• **Given instruction**:
Please output the records below in full, exactly as given, but without the images.

• **Task data**:
※ ※ ※

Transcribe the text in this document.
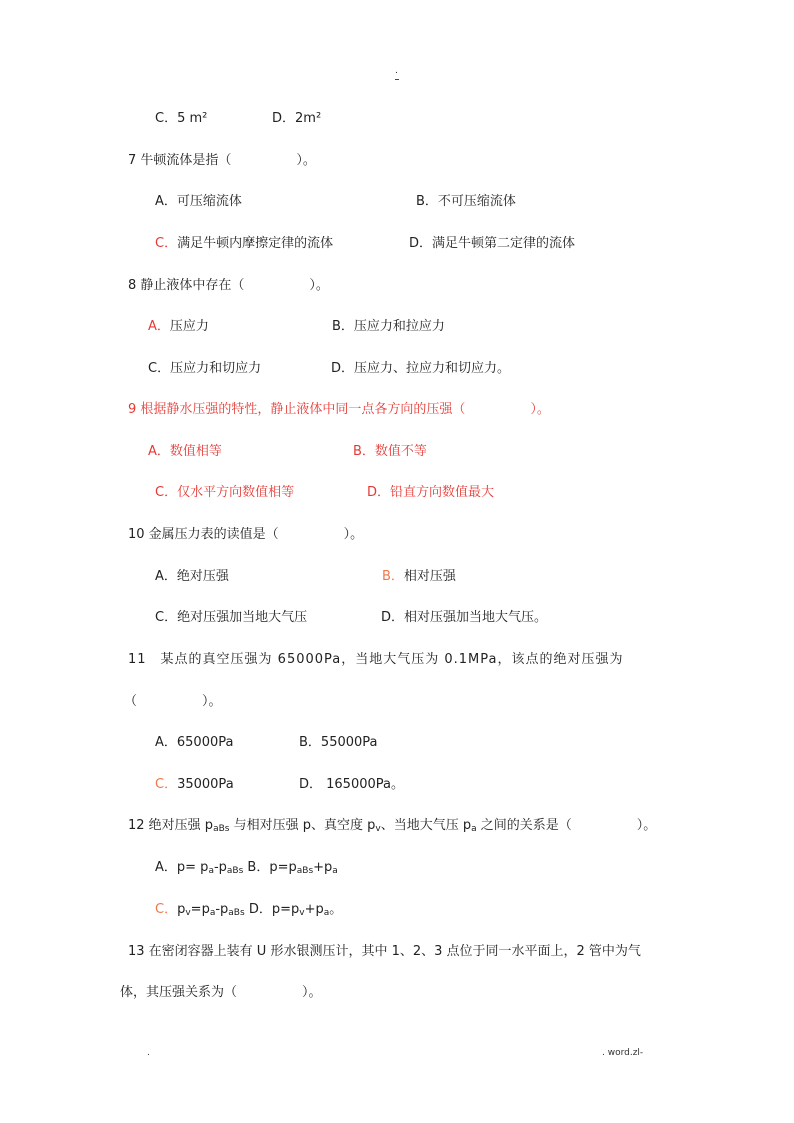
.
C．5 m²	D．2m²
7 牛顿流体是指（　　　　　）。
A．可压缩流体	B．不可压缩流体
C．满足牛顿内摩擦定律的流体	D．满足牛顿第二定律的流体
8 静止液体中存在（　　　　　）。
A．压应力	B．压应力和拉应力
C．压应力和切应力	D．压应力、拉应力和切应力。
9 根据静水压强的特性，静止液体中同一点各方向的压强（　　　　　）。
A．数值相等	B．数值不等
C．仅水平方向数值相等	D．铅直方向数值最大
10 金属压力表的读值是（　　　　　）。
A．绝对压强	B．相对压强
C．绝对压强加当地大气压	D．相对压强加当地大气压。
11　某点的真空压强为 65000Pa，当地大气压为 0.1MPa，该点的绝对压强为
（　　　　　）。
A．65000Pa	B．55000Pa
C．35000Pa	D． 165000Pa。
12 绝对压强 $p_{aBs}$ 与相对压强 p、真空度 $p_v$、当地大气压 $p_a$ 之间的关系是（　　　　　）。
A．$p= p_a-p_{aBs}$ B．$p=p_{aBs}+p_a$
C．$p_v=p_a-p_{aBs}$ D．$p=p_v+p_a$。
13 在密闭容器上装有 U 形水银测压计，其中 1、2、3 点位于同一水平面上，2 管中为气
体，其压强关系为（　　　　　）。
.	. word.zl-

※ ※ ※

• **In response**:
Transcribe the text in this document.
.
C．5 m²	D．2m²
7 牛顿流体是指（　　　　　）。
A．可压缩流体	B．不可压缩流体
C．满足牛顿内摩擦定律的流体	D．满足牛顿第二定律的流体
8 静止液体中存在（　　　　　）。
A．压应力	B．压应力和拉应力
C．压应力和切应力	D．压应力、拉应力和切应力。
9 根据静水压强的特性，静止液体中同一点各方向的压强（　　　　　）。
A．数值相等	B．数值不等
C．仅水平方向数值相等	D．铅直方向数值最大
10 金属压力表的读值是（　　　　　）。
A．绝对压强	B．相对压强
C．绝对压强加当地大气压	D．相对压强加当地大气压。
11　某点的真空压强为 65000Pa，当地大气压为 0.1MPa，该点的绝对压强为
（　　　　　）。
A．65000Pa	B．55000Pa
C．35000Pa	D． 165000Pa。
12 绝对压强 $p_{aBs}$ 与相对压强 p、真空度 $p_v$、当地大气压 $p_a$ 之间的关系是（　　　　　）。
A．$p= p_a-p_{aBs}$ B．$p=p_{aBs}+p_a$
C．$p_v=p_a-p_{aBs}$ D．$p=p_v+p_a$。
13 在密闭容器上装有 U 形水银测压计，其中 1、2、3 点位于同一水平面上，2 管中为气
体，其压强关系为（　　　　　）。
.	. word.zl-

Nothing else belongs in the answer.